- [Короткое задание A]
Переведите на английский предложение «Иными словами, проблема есть.» из текста о детях и классике.

- [Текст для чтения]
Анна Рапопорт: «Культура говорит с нами разными языками. И все они взаимосвязаны»
19 августа 2024 2987

В этом году главной дискуссионной темой на нашем сайте стала тема «Дети и классика». Мы решили обсудить проблемы восприятия классики и отношение к ней людей разного возраста. На вопросы «Папмамбука» отвечали писатели, педагоги, подростки. Выяснилось, что словом «классика» пользуются все, кто согласился участвовать в опросе, но мало кто может дать классике четкое определение. Отношение к изучению классики в школе, в том числе у детей, варьируется от резко отрицательного до смиренного (надо – значит надо). А вот восторженное отношение встречается крайне редко.
Иными словами, проблема есть. И о ней надо по крайней мере говорить.

- [Строки списка]
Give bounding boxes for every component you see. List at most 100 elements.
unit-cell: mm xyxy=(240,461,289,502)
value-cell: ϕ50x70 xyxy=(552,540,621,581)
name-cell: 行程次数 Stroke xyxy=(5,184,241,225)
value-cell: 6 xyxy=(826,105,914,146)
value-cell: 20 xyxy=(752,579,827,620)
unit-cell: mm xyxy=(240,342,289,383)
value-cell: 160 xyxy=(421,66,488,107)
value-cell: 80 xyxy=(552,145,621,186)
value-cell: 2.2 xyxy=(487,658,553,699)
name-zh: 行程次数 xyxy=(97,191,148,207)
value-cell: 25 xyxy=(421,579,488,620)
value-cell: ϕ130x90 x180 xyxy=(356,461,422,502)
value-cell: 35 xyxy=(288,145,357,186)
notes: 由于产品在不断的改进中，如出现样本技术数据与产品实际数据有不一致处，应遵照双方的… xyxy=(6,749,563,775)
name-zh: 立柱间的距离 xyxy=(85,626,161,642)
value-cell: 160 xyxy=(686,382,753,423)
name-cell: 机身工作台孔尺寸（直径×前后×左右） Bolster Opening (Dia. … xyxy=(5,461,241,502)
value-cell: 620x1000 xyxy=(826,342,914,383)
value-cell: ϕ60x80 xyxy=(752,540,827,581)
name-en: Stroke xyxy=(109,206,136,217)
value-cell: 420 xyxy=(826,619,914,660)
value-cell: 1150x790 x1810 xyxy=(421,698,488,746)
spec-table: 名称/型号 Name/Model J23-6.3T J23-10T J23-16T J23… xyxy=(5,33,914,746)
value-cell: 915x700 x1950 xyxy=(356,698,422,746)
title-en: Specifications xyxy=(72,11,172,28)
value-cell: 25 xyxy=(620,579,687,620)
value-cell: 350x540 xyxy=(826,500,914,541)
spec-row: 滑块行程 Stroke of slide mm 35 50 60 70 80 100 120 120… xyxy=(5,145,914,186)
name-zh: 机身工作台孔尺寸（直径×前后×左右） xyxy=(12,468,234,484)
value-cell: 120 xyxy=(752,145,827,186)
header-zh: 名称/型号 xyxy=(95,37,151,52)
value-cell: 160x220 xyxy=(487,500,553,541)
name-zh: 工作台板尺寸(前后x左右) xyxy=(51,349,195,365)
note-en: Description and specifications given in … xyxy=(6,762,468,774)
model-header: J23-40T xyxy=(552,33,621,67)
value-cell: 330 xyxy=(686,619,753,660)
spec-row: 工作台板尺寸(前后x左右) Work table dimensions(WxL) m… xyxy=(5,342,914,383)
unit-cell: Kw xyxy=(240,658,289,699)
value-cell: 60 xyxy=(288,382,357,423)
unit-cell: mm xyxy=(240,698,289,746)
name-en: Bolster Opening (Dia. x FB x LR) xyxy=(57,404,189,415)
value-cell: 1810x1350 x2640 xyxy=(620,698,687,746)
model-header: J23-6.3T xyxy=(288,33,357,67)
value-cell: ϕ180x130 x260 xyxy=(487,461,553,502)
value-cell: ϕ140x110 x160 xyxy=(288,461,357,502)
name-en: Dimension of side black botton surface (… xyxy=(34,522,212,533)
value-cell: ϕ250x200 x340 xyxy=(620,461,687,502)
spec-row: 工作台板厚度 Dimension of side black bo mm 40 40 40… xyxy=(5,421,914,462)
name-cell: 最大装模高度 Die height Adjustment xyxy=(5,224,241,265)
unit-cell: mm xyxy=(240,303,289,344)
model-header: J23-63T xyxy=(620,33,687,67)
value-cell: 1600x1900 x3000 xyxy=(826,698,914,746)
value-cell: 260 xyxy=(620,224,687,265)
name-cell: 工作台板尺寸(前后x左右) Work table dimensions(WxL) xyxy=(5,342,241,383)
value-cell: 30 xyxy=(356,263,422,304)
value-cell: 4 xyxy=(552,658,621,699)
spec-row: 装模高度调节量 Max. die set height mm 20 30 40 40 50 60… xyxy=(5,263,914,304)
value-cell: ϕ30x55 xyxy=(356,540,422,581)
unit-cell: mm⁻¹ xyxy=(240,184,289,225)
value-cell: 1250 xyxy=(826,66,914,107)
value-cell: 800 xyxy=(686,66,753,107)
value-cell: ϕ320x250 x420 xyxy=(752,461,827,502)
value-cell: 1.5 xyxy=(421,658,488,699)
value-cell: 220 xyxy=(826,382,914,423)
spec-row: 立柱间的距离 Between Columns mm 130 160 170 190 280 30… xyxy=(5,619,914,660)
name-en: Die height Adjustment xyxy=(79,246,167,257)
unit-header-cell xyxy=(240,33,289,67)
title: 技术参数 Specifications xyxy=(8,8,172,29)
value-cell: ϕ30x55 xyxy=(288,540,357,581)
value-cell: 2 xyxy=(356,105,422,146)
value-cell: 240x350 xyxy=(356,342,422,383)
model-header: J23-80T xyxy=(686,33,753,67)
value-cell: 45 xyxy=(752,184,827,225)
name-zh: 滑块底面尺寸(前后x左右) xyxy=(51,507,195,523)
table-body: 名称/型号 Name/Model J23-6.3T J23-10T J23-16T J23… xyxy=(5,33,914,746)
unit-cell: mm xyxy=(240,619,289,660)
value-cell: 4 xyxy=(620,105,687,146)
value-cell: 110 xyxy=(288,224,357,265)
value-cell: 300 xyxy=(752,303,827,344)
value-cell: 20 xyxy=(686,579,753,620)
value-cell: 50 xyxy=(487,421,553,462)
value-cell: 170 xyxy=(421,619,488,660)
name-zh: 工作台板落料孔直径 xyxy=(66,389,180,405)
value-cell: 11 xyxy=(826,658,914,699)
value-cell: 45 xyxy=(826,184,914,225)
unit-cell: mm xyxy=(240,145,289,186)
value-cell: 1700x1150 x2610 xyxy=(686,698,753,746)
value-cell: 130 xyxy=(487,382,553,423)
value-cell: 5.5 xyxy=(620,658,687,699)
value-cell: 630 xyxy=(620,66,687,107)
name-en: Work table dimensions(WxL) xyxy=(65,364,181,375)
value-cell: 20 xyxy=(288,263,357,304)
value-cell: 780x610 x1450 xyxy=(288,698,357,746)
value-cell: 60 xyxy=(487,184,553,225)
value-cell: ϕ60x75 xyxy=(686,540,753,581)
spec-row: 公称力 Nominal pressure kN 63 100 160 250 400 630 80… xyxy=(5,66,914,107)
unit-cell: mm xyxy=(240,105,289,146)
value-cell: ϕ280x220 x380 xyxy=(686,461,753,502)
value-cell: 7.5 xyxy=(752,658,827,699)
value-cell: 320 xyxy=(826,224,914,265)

- [Короткое задание B]
Переименуйте «unit-cell» в «unit-label» во всём списке от его начала вниз до строки с «value-cell: 1150x790 x1810» включительно. Больше ничего не меняйте и выведите только эти строки.

- [Полный ответ A]
In other words, there is a problem.

- [Полный ответ B]
Give bounding boxes for every component you see. List at most 100 elements.
unit-label: mm xyxy=(240,461,289,502)
value-cell: ϕ50x70 xyxy=(552,540,621,581)
name-cell: 行程次数 Stroke xyxy=(5,184,241,225)
value-cell: 6 xyxy=(826,105,914,146)
value-cell: 20 xyxy=(752,579,827,620)
unit-label: mm xyxy=(240,342,289,383)
value-cell: 160 xyxy=(421,66,488,107)
value-cell: 80 xyxy=(552,145,621,186)
value-cell: 2.2 xyxy=(487,658,553,699)
name-zh: 行程次数 xyxy=(97,191,148,207)
value-cell: 25 xyxy=(421,579,488,620)
value-cell: ϕ130x90 x180 xyxy=(356,461,422,502)
value-cell: 35 xyxy=(288,145,357,186)
notes: 由于产品在不断的改进中，如出现样本技术数据与产品实际数据有不一致处，应遵照双方的… xyxy=(6,749,563,775)
name-zh: 立柱间的距离 xyxy=(85,626,161,642)
value-cell: 160 xyxy=(686,382,753,423)
name-cell: 机身工作台孔尺寸（直径×前后×左右） Bolster Opening (Dia. … xyxy=(5,461,241,502)
value-cell: 620x1000 xyxy=(826,342,914,383)
value-cell: ϕ60x80 xyxy=(752,540,827,581)
name-en: Stroke xyxy=(109,206,136,217)
value-cell: 420 xyxy=(826,619,914,660)
value-cell: 1150x790 x1810 xyxy=(421,698,488,746)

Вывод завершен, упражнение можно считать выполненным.